**PROBLEM DESCRIPTION**
Repeat the listing word for word. No pictures belong in the copy.

** start DATA LINES **

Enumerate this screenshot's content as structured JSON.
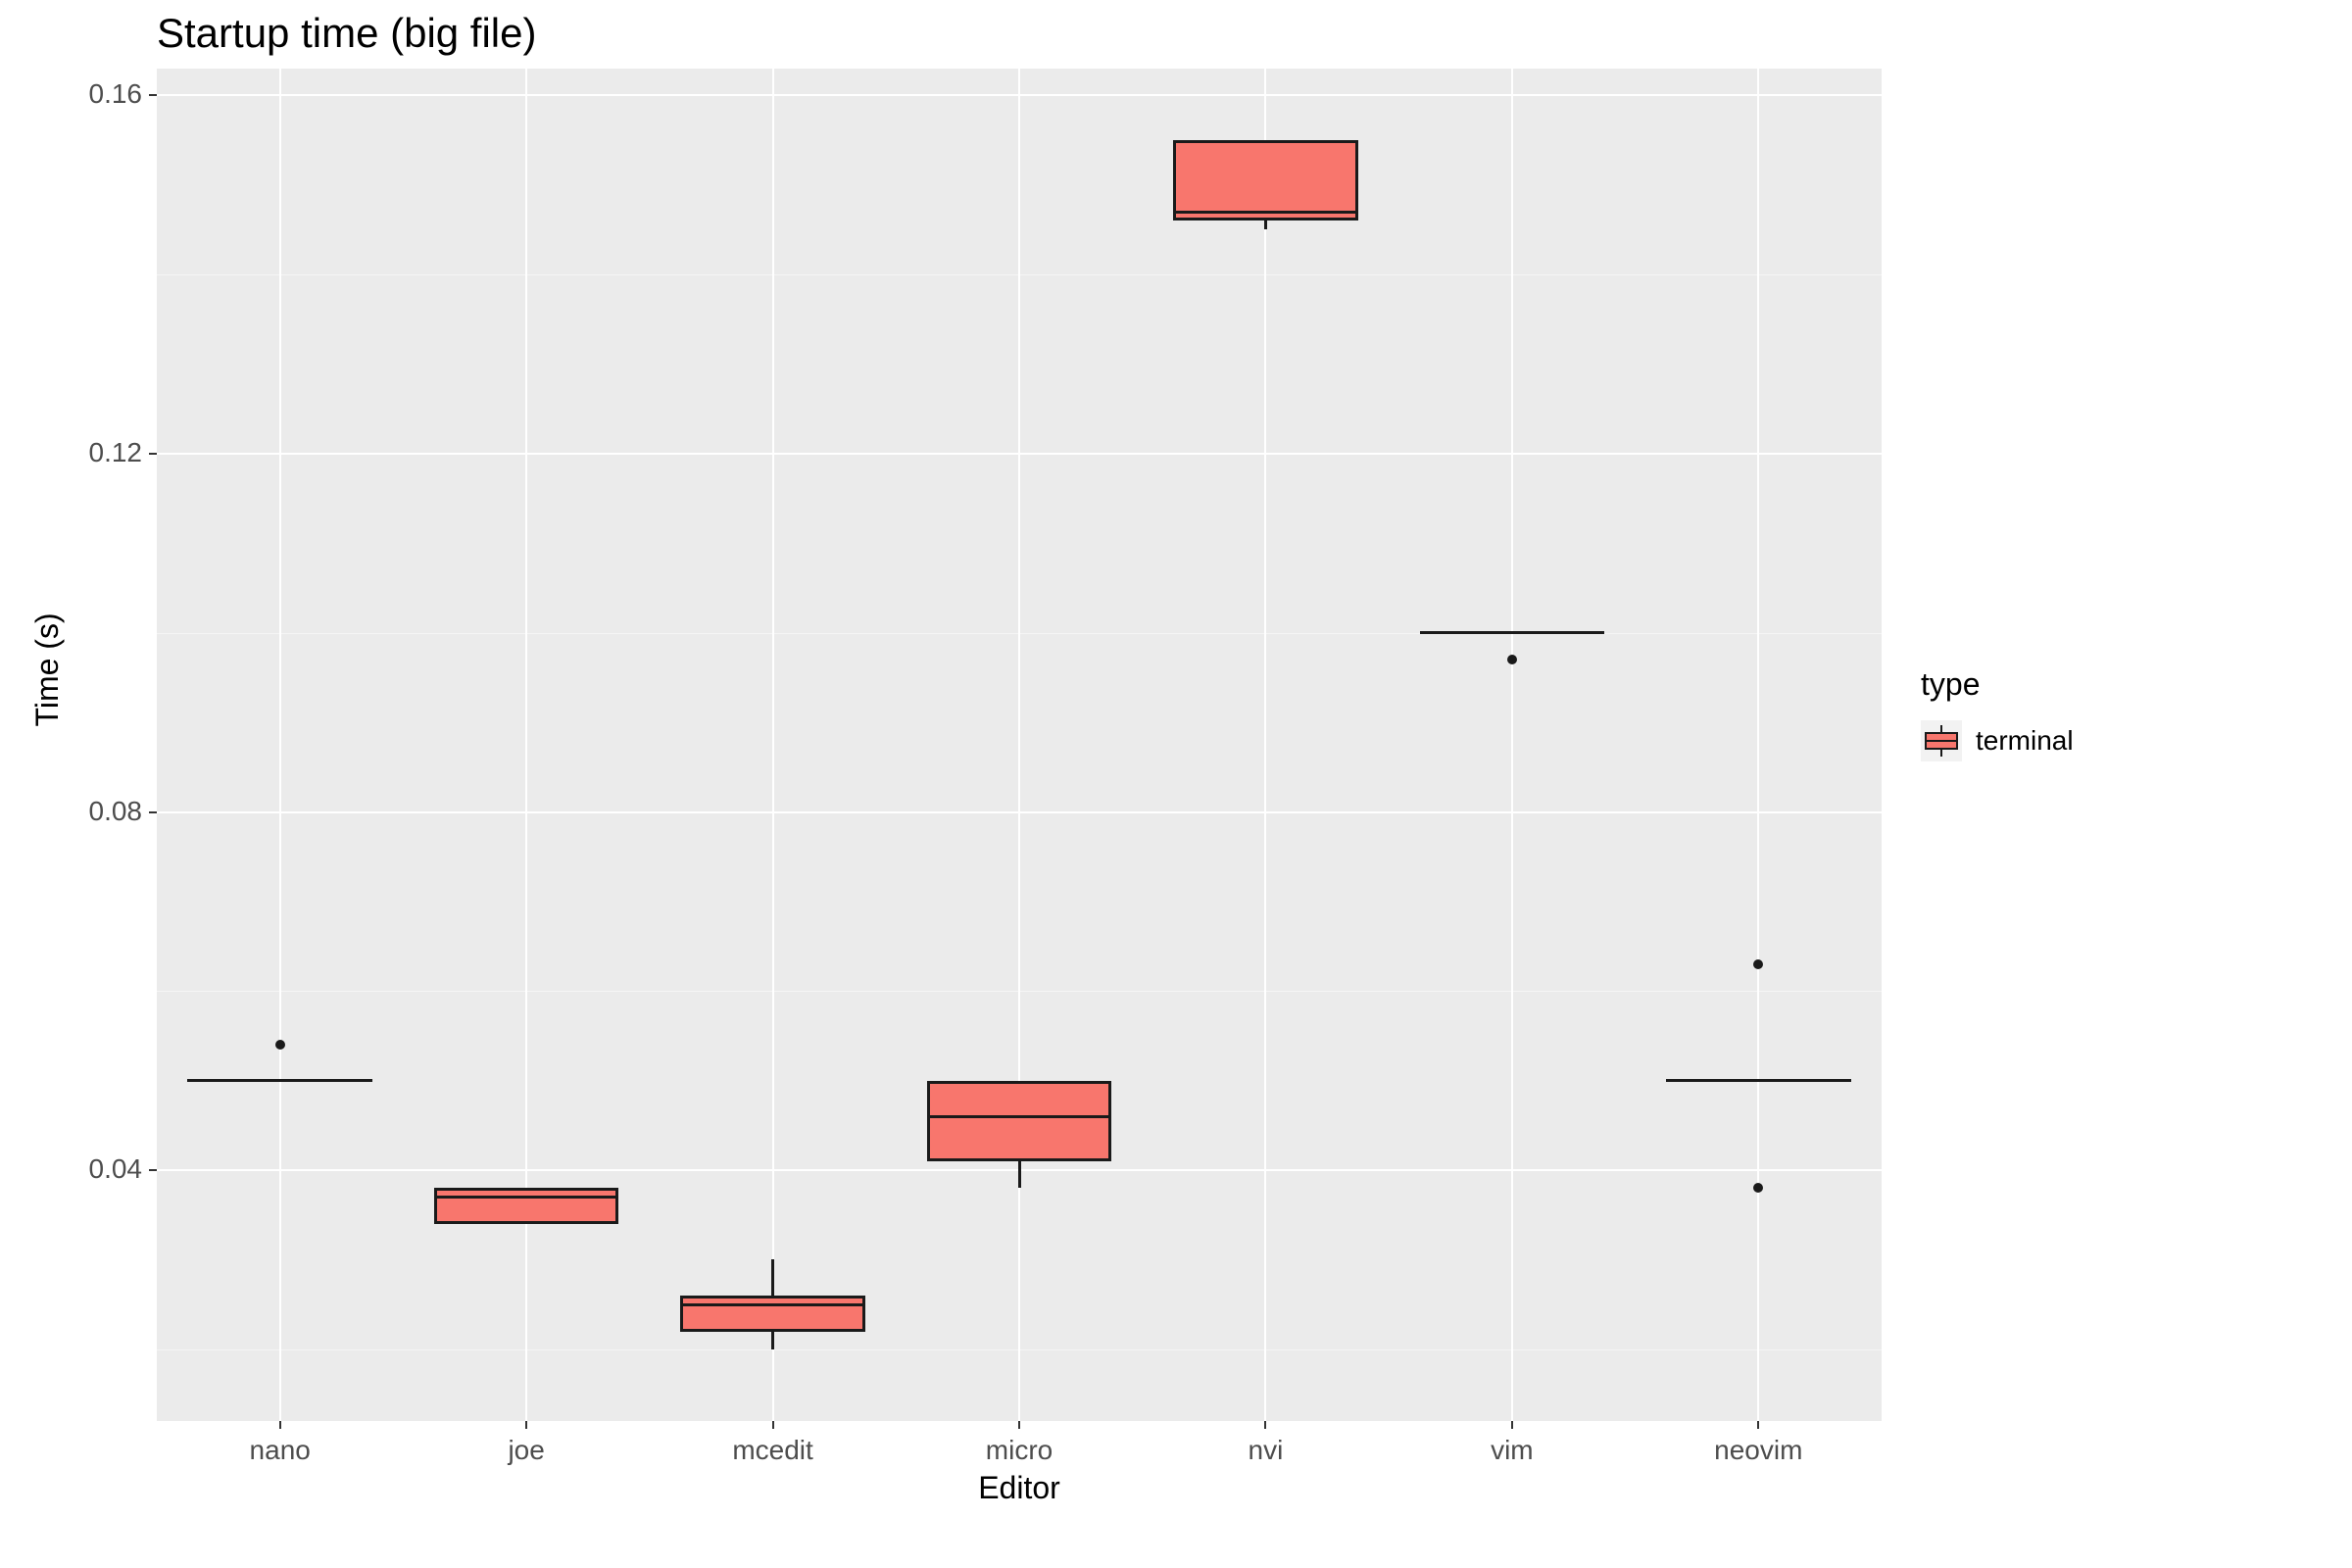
{
  "chart_data": {
    "type": "boxplot",
    "title": "Startup time (big file)",
    "xlabel": "Editor",
    "ylabel": "Time (s)",
    "ylim": [
      0.012,
      0.163
    ],
    "y_ticks": [
      0.04,
      0.08,
      0.12,
      0.16
    ],
    "categories": [
      "nano",
      "joe",
      "mcedit",
      "micro",
      "nvi",
      "vim",
      "neovim"
    ],
    "legend": {
      "title": "type",
      "entries": [
        "terminal"
      ]
    },
    "fill_color": "#f8766d",
    "series": [
      {
        "name": "terminal",
        "boxes": [
          {
            "category": "nano",
            "q1": 0.05,
            "median": 0.05,
            "q3": 0.05,
            "lower_whisker": 0.05,
            "upper_whisker": 0.05,
            "outliers": [
              0.054
            ]
          },
          {
            "category": "joe",
            "q1": 0.034,
            "median": 0.037,
            "q3": 0.038,
            "lower_whisker": 0.034,
            "upper_whisker": 0.038,
            "outliers": []
          },
          {
            "category": "mcedit",
            "q1": 0.022,
            "median": 0.025,
            "q3": 0.026,
            "lower_whisker": 0.02,
            "upper_whisker": 0.03,
            "outliers": []
          },
          {
            "category": "micro",
            "q1": 0.041,
            "median": 0.046,
            "q3": 0.05,
            "lower_whisker": 0.038,
            "upper_whisker": 0.05,
            "outliers": []
          },
          {
            "category": "nvi",
            "q1": 0.146,
            "median": 0.147,
            "q3": 0.155,
            "lower_whisker": 0.145,
            "upper_whisker": 0.155,
            "outliers": []
          },
          {
            "category": "vim",
            "q1": 0.1,
            "median": 0.1,
            "q3": 0.1,
            "lower_whisker": 0.1,
            "upper_whisker": 0.1,
            "outliers": [
              0.097
            ]
          },
          {
            "category": "neovim",
            "q1": 0.05,
            "median": 0.05,
            "q3": 0.05,
            "lower_whisker": 0.05,
            "upper_whisker": 0.05,
            "outliers": [
              0.038,
              0.063
            ]
          }
        ]
      }
    ]
  }
}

** end DATA LINES **

**WORKED ANSWER**
Enumerate this screenshot's content as structured JSON.
{
  "chart_data": {
    "type": "boxplot",
    "title": "Startup time (big file)",
    "xlabel": "Editor",
    "ylabel": "Time (s)",
    "ylim": [
      0.012,
      0.163
    ],
    "y_ticks": [
      0.04,
      0.08,
      0.12,
      0.16
    ],
    "categories": [
      "nano",
      "joe",
      "mcedit",
      "micro",
      "nvi",
      "vim",
      "neovim"
    ],
    "legend": {
      "title": "type",
      "entries": [
        "terminal"
      ]
    },
    "fill_color": "#f8766d",
    "series": [
      {
        "name": "terminal",
        "boxes": [
          {
            "category": "nano",
            "q1": 0.05,
            "median": 0.05,
            "q3": 0.05,
            "lower_whisker": 0.05,
            "upper_whisker": 0.05,
            "outliers": [
              0.054
            ]
          },
          {
            "category": "joe",
            "q1": 0.034,
            "median": 0.037,
            "q3": 0.038,
            "lower_whisker": 0.034,
            "upper_whisker": 0.038,
            "outliers": []
          },
          {
            "category": "mcedit",
            "q1": 0.022,
            "median": 0.025,
            "q3": 0.026,
            "lower_whisker": 0.02,
            "upper_whisker": 0.03,
            "outliers": []
          },
          {
            "category": "micro",
            "q1": 0.041,
            "median": 0.046,
            "q3": 0.05,
            "lower_whisker": 0.038,
            "upper_whisker": 0.05,
            "outliers": []
          },
          {
            "category": "nvi",
            "q1": 0.146,
            "median": 0.147,
            "q3": 0.155,
            "lower_whisker": 0.145,
            "upper_whisker": 0.155,
            "outliers": []
          },
          {
            "category": "vim",
            "q1": 0.1,
            "median": 0.1,
            "q3": 0.1,
            "lower_whisker": 0.1,
            "upper_whisker": 0.1,
            "outliers": [
              0.097
            ]
          },
          {
            "category": "neovim",
            "q1": 0.05,
            "median": 0.05,
            "q3": 0.05,
            "lower_whisker": 0.05,
            "upper_whisker": 0.05,
            "outliers": [
              0.038,
              0.063
            ]
          }
        ]
      }
    ]
  }
}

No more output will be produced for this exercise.